(Exercise requirements) Your answer should be a single number: the count of lines that include the word "НАШИХ".

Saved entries

☆ ☆ ☆ ☆

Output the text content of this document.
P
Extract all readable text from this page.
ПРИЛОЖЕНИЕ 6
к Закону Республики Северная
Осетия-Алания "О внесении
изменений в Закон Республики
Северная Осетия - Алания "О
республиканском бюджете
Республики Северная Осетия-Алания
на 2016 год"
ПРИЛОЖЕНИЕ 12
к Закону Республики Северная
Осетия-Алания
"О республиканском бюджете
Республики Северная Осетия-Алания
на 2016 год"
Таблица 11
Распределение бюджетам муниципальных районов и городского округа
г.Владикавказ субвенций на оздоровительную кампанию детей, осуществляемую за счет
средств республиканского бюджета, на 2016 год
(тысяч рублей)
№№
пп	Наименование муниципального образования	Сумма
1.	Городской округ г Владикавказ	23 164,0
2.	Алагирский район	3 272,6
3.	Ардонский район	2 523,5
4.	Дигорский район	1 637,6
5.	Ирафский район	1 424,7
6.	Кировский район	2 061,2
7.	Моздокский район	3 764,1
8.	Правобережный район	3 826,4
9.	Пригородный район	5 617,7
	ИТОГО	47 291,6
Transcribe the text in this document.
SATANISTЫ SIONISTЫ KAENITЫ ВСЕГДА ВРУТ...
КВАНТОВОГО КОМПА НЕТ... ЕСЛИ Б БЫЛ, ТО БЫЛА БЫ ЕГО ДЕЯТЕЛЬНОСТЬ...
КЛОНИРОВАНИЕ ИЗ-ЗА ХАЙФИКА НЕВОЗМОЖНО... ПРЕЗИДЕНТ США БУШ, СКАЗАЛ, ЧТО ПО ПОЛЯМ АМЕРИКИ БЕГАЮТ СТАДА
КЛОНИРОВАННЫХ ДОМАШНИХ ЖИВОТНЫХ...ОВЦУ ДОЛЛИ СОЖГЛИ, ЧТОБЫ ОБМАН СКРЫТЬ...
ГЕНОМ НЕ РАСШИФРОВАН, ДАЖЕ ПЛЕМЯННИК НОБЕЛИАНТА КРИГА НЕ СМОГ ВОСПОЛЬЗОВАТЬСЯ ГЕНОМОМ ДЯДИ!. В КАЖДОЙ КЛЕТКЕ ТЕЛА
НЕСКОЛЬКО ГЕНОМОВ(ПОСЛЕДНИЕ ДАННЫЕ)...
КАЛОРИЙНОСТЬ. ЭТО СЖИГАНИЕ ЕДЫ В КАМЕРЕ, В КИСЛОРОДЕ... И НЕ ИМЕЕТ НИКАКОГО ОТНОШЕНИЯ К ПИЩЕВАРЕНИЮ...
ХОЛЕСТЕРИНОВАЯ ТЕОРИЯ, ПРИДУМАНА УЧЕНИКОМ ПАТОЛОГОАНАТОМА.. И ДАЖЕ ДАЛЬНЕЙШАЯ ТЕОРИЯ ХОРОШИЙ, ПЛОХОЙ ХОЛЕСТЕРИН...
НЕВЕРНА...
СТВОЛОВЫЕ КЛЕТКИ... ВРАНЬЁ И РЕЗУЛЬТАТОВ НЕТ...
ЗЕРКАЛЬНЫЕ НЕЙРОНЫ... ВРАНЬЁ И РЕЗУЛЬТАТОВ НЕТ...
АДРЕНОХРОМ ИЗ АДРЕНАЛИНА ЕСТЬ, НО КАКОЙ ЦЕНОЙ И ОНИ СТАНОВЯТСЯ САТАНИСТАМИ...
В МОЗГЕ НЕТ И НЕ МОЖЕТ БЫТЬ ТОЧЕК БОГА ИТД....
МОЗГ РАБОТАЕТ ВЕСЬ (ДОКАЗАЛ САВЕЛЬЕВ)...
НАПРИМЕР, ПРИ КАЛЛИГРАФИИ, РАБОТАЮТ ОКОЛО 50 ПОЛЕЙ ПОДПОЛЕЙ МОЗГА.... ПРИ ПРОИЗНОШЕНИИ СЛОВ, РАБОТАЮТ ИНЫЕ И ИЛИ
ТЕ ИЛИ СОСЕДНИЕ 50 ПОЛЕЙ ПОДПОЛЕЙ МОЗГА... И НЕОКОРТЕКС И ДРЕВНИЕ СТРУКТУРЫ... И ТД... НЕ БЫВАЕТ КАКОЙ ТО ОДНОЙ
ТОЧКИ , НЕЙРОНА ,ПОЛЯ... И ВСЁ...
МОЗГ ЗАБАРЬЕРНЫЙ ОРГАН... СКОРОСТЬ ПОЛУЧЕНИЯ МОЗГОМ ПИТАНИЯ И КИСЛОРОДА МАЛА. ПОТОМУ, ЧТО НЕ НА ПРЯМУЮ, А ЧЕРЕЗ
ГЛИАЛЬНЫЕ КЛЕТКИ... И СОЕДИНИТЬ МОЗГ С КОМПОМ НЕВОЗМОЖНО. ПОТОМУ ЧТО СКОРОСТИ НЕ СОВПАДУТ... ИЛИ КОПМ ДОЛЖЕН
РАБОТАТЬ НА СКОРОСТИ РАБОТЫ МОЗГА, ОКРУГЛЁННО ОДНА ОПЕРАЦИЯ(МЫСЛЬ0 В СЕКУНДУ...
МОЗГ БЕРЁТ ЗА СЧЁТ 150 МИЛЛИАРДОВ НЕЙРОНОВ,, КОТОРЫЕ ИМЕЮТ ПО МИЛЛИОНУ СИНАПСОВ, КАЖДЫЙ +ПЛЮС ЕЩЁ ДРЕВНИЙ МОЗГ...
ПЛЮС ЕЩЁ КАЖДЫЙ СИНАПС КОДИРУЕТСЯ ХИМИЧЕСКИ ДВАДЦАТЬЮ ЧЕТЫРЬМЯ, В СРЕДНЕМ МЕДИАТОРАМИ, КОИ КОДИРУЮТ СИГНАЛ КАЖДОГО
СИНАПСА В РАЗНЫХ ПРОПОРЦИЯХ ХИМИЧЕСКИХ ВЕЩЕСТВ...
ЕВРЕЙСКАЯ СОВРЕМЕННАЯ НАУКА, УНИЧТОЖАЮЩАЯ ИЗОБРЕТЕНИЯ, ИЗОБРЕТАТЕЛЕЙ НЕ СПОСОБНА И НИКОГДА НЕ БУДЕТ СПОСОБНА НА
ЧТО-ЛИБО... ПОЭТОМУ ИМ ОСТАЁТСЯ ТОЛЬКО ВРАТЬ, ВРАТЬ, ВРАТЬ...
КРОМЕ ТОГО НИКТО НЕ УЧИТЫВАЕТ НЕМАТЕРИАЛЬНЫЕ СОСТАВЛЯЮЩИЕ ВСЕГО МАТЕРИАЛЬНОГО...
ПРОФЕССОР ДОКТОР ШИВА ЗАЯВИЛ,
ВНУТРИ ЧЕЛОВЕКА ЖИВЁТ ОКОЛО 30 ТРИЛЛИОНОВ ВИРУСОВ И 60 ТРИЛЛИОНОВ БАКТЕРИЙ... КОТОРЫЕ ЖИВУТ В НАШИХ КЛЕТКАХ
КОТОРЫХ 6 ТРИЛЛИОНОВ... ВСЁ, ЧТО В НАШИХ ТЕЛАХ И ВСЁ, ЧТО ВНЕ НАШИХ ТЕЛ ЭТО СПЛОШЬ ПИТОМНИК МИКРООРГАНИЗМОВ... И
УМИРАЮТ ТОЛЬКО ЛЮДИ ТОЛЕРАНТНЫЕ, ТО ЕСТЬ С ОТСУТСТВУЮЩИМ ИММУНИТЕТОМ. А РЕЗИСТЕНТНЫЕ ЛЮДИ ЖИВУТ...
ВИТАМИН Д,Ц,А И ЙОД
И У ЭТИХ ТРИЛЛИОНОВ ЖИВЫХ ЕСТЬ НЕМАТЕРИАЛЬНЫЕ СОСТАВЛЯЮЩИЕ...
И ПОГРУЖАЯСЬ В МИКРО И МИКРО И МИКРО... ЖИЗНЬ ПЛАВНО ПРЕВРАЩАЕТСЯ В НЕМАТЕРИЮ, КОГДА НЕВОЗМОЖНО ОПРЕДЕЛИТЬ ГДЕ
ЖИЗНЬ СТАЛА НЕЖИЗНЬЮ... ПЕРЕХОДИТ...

☆ ☆ ☆ ☆

(Correct response) 2